#### MATERIAL TO PROCESS ####
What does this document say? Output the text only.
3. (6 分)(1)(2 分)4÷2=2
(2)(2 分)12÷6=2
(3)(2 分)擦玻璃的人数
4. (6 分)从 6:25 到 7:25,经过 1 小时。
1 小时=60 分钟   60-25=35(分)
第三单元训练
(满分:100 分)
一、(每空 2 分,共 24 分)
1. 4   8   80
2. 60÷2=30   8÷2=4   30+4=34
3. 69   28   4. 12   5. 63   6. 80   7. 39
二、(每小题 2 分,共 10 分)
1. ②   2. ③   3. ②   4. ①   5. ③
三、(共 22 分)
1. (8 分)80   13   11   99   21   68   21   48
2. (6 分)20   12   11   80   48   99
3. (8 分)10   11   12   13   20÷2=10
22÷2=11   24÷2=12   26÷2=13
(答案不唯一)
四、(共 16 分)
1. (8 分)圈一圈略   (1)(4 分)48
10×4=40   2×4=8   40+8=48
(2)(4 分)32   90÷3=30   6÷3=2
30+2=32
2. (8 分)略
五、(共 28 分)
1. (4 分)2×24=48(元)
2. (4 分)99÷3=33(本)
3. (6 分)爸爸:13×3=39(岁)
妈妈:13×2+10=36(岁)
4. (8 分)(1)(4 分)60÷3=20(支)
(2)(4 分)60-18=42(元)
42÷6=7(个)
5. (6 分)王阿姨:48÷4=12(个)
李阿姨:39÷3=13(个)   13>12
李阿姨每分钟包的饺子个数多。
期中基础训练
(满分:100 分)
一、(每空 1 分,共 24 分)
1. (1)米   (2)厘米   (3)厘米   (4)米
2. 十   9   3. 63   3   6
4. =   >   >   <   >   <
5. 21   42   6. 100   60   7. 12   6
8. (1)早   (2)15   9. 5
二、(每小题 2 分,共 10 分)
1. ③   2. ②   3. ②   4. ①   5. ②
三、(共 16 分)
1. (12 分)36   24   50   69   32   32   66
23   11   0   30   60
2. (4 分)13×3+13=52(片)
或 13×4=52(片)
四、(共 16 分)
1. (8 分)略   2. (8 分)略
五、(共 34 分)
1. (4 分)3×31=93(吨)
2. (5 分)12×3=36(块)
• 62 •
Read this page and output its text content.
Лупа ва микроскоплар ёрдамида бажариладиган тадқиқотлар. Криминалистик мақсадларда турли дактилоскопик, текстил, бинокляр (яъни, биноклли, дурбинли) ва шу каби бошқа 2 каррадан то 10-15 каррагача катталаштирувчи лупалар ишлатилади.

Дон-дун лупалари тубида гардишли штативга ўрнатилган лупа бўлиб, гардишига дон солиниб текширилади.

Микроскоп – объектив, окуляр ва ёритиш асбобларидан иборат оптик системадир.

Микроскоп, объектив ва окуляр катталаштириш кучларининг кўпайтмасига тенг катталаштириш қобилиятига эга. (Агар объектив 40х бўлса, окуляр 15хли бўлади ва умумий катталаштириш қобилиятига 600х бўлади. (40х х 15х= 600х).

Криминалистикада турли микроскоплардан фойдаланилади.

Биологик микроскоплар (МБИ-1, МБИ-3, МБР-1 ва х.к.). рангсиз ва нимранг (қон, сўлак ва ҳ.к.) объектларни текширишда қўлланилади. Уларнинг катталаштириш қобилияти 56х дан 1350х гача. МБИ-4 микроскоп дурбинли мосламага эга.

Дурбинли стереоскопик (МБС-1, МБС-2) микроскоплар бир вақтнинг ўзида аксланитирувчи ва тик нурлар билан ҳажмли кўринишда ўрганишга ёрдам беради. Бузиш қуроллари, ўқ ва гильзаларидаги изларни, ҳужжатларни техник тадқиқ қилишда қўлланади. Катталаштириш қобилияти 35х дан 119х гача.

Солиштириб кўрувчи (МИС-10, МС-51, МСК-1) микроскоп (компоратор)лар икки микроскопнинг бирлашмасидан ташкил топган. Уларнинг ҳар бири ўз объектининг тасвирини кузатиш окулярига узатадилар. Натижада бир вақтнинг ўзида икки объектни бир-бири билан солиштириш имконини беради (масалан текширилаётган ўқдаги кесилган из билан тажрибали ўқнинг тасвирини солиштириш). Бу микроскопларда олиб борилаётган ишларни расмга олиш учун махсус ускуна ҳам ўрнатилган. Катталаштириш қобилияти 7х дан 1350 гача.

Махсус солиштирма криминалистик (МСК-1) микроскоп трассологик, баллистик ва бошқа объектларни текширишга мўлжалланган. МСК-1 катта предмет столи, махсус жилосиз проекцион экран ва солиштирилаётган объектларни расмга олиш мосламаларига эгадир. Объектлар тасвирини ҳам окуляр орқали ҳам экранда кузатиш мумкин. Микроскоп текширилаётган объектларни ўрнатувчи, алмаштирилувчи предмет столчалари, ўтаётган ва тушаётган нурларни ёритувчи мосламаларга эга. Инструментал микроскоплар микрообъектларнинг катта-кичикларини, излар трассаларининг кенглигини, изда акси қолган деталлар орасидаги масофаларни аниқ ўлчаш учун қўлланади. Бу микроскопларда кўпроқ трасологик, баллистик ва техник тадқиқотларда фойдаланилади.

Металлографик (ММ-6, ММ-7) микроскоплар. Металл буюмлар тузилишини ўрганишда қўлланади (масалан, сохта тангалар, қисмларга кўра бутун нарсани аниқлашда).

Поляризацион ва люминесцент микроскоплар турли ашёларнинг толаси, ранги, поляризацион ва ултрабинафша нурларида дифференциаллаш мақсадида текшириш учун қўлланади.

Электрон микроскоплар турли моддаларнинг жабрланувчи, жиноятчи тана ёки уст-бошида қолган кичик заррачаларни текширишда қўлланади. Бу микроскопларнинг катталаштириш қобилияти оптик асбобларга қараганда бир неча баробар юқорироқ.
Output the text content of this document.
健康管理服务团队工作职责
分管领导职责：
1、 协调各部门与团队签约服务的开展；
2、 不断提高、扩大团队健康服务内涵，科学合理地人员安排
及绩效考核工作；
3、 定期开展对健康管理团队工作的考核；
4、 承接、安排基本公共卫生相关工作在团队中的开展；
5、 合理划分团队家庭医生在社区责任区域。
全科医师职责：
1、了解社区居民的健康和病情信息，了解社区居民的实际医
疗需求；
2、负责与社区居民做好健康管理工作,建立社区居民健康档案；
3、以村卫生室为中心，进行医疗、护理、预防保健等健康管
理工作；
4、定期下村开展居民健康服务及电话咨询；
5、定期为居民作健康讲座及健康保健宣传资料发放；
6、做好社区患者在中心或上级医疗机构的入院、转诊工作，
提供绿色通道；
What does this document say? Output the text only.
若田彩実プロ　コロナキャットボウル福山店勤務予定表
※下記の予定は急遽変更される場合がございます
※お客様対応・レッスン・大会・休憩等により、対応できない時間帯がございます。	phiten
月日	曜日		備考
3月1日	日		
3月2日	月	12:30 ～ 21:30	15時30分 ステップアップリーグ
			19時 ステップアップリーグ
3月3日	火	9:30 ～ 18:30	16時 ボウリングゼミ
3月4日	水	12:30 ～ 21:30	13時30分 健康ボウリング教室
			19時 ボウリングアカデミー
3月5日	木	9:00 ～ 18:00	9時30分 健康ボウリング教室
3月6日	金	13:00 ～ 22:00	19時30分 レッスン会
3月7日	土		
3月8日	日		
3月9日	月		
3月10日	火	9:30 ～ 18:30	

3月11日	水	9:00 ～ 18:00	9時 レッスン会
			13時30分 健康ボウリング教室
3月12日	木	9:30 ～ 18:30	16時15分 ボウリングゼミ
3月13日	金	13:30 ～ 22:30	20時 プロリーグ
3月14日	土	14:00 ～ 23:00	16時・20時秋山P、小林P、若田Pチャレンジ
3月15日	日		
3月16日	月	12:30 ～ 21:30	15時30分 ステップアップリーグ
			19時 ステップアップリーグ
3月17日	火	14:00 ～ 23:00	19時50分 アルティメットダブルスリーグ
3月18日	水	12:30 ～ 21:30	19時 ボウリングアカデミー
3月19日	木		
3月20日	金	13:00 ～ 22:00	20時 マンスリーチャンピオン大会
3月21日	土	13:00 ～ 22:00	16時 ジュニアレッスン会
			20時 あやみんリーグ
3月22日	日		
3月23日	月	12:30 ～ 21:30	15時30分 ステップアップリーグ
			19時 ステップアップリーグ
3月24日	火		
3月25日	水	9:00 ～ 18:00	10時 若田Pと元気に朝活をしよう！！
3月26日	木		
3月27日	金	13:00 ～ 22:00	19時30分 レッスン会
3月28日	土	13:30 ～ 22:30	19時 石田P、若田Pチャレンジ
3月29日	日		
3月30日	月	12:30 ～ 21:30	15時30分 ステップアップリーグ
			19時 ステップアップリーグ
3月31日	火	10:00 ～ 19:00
####
### THE TASK
Isolate each line of the listing above that includes "ボウリングアカデミー". Copy it.

### FULL SOLUTION
			19時 ボウリングアカデミー
3月18日	水	12:30 ～ 21:30	19時 ボウリングアカデミー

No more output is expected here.